#### [RECORDS TO USE]
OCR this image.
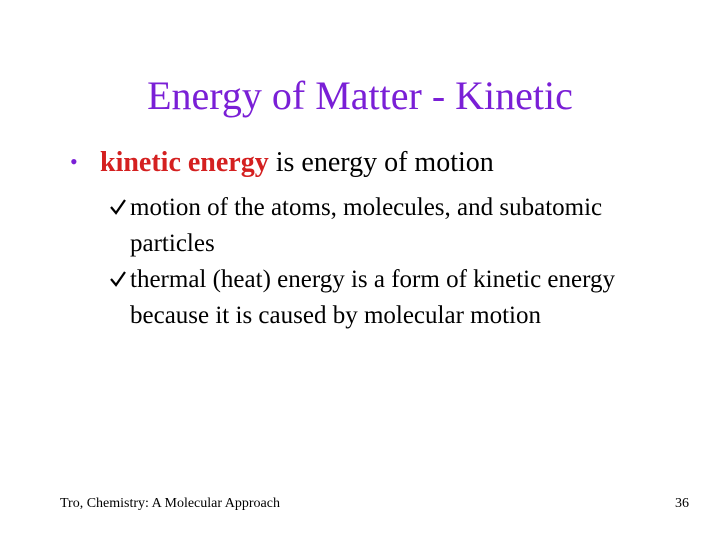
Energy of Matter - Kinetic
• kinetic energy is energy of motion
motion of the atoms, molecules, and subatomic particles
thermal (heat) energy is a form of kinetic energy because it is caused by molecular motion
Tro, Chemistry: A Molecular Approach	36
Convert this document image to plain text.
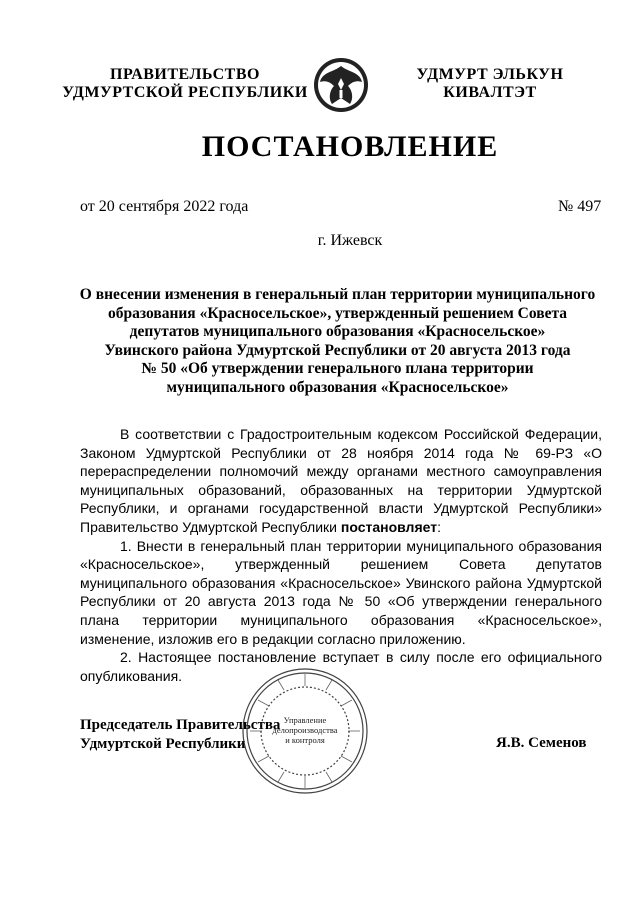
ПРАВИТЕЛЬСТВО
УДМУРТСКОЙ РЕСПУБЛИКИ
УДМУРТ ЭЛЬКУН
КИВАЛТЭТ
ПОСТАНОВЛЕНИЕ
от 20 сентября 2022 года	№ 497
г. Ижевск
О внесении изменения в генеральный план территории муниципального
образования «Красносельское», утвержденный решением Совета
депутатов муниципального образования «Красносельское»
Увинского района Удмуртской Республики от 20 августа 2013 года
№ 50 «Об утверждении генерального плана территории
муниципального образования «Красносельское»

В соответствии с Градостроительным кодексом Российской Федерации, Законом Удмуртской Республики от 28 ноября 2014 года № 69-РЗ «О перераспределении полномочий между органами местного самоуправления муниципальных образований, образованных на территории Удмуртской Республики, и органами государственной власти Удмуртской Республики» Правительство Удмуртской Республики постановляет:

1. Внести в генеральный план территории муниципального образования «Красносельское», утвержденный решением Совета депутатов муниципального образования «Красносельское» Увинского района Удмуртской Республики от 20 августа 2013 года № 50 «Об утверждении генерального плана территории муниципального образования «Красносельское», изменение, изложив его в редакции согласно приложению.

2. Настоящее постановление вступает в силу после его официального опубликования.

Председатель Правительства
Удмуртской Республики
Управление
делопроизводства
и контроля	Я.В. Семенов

#### [OBJECTIVE]
Identify the lines that hold the word "motion". Copy every one of them.

#### [RESPONSE TO THIS TASK]
• kinetic energy is energy of motion
motion of the atoms, molecules, and subatomic particles
thermal (heat) energy is a form of kinetic energy because it is caused by molecular motion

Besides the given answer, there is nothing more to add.